Problem to work on =
Copy out all the lines where "name" shows up.

(Excerpt from a dataset)
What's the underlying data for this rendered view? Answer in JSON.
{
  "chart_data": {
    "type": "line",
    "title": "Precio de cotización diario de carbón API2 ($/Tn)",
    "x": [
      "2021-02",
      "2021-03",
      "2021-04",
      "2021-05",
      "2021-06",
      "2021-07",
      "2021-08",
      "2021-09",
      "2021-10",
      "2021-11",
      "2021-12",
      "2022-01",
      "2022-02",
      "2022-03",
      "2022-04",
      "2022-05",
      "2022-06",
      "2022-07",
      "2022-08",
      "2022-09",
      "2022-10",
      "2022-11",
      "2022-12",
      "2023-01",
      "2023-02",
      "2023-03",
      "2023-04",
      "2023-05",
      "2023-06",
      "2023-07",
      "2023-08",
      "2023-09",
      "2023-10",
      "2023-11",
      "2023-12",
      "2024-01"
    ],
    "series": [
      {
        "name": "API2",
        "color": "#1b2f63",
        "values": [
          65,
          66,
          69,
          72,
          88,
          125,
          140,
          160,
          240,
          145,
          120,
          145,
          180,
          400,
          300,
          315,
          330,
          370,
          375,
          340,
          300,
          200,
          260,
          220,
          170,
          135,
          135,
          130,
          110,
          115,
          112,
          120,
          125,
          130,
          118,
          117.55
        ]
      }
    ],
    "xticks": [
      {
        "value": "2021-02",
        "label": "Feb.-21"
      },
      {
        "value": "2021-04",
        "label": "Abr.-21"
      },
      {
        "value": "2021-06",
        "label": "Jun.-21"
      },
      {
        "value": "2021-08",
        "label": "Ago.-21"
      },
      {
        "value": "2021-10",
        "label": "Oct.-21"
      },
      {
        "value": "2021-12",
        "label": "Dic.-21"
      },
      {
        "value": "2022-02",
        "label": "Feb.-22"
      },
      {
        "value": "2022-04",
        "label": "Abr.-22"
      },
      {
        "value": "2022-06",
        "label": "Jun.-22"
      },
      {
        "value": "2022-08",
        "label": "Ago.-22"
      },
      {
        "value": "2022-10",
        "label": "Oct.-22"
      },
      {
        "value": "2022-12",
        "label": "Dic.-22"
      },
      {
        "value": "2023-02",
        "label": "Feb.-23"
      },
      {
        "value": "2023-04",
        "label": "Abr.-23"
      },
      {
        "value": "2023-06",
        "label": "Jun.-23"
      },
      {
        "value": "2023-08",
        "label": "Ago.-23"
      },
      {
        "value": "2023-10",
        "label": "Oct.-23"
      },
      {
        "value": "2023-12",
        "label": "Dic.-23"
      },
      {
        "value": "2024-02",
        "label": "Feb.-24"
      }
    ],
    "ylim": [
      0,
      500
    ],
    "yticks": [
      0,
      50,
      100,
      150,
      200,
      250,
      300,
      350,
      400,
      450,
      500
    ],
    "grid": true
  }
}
---
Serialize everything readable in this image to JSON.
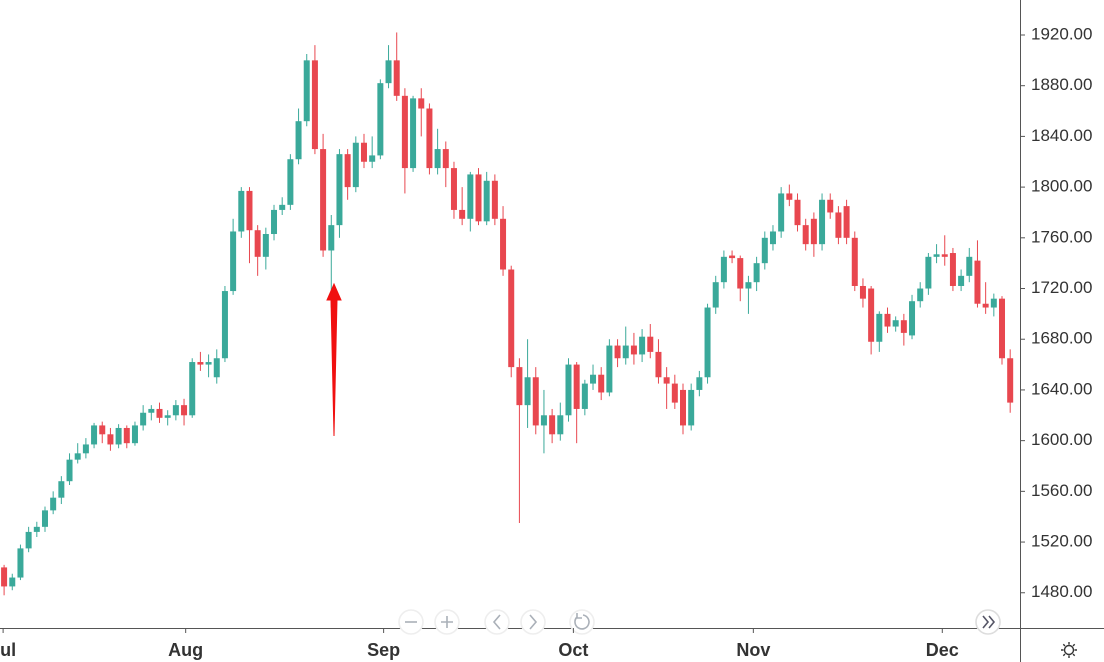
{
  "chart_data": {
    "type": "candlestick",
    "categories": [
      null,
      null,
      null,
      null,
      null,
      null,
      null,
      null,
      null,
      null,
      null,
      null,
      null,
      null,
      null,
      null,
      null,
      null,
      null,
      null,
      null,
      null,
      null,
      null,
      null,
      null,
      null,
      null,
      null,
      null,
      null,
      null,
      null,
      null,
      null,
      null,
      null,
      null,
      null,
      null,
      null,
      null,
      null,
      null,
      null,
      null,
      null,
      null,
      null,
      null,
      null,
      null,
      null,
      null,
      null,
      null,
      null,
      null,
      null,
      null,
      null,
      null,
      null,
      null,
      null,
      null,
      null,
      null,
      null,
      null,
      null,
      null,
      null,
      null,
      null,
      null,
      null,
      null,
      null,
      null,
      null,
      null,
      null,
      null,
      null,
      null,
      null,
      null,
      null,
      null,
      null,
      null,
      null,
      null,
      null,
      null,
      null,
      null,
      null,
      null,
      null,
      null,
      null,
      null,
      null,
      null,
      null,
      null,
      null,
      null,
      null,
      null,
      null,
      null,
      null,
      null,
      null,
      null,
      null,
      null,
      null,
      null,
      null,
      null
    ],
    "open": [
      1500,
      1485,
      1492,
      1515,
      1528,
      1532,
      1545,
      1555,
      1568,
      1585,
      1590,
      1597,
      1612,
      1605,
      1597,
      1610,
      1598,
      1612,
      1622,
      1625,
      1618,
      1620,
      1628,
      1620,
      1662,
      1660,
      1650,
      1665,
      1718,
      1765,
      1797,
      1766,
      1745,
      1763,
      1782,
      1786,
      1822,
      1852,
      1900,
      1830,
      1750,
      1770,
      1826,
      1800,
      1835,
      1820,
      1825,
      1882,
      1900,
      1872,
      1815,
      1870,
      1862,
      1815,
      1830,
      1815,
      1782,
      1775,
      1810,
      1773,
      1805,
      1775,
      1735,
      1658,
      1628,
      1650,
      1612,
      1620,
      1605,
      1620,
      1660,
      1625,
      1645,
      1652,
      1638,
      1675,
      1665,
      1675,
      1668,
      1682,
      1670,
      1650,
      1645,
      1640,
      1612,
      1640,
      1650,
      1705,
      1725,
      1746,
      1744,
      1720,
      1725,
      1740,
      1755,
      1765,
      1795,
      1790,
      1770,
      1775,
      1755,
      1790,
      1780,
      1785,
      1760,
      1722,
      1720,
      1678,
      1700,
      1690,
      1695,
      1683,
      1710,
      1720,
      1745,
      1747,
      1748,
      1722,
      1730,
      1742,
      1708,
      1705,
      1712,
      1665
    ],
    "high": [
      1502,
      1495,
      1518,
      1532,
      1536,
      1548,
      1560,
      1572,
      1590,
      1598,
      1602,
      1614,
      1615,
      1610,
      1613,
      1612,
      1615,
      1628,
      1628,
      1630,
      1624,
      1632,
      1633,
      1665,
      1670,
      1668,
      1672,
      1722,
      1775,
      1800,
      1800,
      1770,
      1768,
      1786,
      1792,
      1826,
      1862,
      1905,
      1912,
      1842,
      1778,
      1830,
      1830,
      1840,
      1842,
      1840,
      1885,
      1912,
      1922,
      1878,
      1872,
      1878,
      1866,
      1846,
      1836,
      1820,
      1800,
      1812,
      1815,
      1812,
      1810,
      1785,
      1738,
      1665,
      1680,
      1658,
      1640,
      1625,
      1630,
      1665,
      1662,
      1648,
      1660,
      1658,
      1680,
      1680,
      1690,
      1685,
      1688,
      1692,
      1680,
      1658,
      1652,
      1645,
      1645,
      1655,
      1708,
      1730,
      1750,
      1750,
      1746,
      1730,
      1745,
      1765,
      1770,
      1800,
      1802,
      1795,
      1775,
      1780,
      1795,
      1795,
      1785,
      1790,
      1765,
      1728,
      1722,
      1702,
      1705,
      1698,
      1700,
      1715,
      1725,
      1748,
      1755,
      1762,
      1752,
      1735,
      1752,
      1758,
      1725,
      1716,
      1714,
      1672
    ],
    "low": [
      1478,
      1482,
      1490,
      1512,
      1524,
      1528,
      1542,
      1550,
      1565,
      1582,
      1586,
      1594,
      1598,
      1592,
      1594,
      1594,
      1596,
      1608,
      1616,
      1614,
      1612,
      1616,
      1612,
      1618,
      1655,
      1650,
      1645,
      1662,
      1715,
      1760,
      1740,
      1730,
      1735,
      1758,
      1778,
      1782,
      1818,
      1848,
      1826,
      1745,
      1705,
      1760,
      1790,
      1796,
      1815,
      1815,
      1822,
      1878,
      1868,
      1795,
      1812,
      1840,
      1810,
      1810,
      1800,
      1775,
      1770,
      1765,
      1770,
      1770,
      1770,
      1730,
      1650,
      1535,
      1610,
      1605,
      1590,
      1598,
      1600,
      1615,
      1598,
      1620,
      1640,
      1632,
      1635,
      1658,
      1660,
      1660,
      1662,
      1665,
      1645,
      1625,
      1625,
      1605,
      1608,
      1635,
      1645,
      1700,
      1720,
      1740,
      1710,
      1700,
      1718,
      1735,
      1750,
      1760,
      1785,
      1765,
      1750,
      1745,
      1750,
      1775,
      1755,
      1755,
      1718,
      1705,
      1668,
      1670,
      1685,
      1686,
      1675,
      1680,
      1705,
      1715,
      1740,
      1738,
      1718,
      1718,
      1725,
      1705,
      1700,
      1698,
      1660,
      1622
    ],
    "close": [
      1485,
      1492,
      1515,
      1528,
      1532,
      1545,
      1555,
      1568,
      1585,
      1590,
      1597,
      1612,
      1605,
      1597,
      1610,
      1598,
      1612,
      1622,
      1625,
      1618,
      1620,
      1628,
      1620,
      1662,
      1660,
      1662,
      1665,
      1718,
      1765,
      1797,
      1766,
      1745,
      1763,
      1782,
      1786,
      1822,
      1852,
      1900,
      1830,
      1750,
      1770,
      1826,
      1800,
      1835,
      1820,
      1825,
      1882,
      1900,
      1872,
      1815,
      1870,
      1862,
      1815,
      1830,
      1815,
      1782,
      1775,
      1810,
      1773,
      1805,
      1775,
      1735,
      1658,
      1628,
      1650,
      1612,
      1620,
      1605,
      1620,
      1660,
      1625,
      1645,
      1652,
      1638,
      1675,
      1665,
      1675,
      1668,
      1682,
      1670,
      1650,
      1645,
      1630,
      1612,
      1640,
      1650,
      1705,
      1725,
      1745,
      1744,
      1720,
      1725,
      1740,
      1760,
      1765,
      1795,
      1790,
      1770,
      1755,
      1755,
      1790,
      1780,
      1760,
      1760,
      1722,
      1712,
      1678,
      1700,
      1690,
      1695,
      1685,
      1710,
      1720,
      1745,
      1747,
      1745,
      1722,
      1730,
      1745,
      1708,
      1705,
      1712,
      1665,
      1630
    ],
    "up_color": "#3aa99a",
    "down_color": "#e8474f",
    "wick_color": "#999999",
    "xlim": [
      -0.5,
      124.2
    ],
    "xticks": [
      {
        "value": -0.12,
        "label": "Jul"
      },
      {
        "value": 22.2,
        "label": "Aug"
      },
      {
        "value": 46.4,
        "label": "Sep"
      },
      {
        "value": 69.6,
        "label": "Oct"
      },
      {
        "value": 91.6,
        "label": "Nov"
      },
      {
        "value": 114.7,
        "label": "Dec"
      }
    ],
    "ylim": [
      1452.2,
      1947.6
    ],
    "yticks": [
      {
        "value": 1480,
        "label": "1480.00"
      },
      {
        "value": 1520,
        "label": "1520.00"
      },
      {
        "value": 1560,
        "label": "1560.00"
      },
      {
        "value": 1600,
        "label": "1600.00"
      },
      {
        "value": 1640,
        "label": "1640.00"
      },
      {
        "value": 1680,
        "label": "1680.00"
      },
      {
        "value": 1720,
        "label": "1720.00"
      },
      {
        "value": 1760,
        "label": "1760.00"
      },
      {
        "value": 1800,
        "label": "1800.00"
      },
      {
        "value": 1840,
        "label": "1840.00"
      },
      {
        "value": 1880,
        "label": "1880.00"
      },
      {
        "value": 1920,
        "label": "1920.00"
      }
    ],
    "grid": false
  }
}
==
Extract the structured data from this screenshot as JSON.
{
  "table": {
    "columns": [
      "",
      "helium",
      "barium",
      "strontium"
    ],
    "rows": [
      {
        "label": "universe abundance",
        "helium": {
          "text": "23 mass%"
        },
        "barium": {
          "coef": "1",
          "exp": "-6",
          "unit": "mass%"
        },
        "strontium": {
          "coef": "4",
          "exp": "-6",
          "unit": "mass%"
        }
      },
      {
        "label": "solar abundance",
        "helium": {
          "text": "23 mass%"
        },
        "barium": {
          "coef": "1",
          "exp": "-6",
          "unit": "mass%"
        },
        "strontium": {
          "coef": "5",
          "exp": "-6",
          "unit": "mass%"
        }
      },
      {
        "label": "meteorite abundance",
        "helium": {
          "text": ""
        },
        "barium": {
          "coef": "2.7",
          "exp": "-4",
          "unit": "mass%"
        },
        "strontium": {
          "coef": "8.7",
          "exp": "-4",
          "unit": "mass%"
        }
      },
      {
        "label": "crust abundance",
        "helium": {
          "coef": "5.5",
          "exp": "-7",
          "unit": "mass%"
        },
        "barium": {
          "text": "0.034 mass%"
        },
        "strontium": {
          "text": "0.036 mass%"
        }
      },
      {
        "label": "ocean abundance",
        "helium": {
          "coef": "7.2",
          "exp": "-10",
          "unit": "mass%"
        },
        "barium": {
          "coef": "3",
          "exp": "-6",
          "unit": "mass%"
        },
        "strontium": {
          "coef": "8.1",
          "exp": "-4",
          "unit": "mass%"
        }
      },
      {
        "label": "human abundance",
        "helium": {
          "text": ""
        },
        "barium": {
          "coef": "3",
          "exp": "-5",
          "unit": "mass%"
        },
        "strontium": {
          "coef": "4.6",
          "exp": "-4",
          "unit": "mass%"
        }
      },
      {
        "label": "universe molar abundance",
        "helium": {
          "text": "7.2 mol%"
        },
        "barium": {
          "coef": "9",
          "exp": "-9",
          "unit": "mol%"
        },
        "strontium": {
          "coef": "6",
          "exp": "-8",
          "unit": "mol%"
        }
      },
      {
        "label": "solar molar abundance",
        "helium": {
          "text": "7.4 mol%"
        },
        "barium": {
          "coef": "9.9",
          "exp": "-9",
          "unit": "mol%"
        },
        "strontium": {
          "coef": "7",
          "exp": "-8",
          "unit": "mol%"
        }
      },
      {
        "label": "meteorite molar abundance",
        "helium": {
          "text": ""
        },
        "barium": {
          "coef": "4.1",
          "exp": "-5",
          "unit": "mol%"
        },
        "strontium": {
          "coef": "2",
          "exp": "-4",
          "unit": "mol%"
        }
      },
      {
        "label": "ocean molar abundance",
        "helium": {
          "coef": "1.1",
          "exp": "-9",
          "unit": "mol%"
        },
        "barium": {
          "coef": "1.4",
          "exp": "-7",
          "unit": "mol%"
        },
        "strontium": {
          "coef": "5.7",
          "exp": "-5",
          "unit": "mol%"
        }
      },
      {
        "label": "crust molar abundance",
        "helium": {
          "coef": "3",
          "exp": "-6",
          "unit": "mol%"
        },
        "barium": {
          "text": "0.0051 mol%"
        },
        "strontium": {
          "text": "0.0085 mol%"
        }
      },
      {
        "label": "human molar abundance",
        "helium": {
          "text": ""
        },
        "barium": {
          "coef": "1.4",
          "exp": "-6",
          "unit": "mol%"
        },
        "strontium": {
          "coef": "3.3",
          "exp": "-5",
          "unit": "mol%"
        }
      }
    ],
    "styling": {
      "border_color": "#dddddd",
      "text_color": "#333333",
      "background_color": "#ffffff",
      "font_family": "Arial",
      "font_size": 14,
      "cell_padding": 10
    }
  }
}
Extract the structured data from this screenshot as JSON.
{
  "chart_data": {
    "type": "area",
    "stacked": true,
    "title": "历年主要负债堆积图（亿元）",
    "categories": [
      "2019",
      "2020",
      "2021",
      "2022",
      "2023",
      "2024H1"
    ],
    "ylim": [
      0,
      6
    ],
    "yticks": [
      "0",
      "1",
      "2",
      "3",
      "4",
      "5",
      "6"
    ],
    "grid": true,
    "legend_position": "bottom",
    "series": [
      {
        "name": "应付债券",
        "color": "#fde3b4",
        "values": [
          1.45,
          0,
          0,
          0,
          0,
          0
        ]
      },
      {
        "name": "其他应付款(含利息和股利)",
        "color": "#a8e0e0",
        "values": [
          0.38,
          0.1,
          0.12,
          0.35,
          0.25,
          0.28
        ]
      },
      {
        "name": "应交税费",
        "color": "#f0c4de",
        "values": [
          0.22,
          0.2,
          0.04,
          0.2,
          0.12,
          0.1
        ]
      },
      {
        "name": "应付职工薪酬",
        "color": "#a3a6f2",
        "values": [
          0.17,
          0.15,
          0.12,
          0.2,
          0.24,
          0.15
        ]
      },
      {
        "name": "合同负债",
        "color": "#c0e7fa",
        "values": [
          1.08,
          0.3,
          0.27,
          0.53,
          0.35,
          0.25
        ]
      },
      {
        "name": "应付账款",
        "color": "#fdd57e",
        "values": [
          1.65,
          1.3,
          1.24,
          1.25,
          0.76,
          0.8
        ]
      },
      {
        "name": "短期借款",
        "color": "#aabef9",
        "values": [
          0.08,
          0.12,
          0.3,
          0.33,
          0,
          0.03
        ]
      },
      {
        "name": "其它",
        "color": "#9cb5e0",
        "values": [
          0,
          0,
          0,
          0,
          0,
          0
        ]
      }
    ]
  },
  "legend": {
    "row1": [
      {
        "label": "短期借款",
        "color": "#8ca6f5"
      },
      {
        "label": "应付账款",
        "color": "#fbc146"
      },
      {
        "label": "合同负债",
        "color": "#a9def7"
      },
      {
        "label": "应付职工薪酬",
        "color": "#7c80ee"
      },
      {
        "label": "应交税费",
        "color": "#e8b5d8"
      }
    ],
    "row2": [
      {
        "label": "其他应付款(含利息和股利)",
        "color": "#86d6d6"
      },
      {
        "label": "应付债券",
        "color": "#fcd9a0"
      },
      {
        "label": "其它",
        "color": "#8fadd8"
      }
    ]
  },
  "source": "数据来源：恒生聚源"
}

Answer to this problem =
        "name": "API2",
        "name": "应付债券",
        "name": "其他应付款(含利息和股利)",
        "name": "应交税费",
        "name": "应付职工薪酬",
        "name": "合同负债",
        "name": "应付账款",
        "name": "短期借款",
        "name": "其它",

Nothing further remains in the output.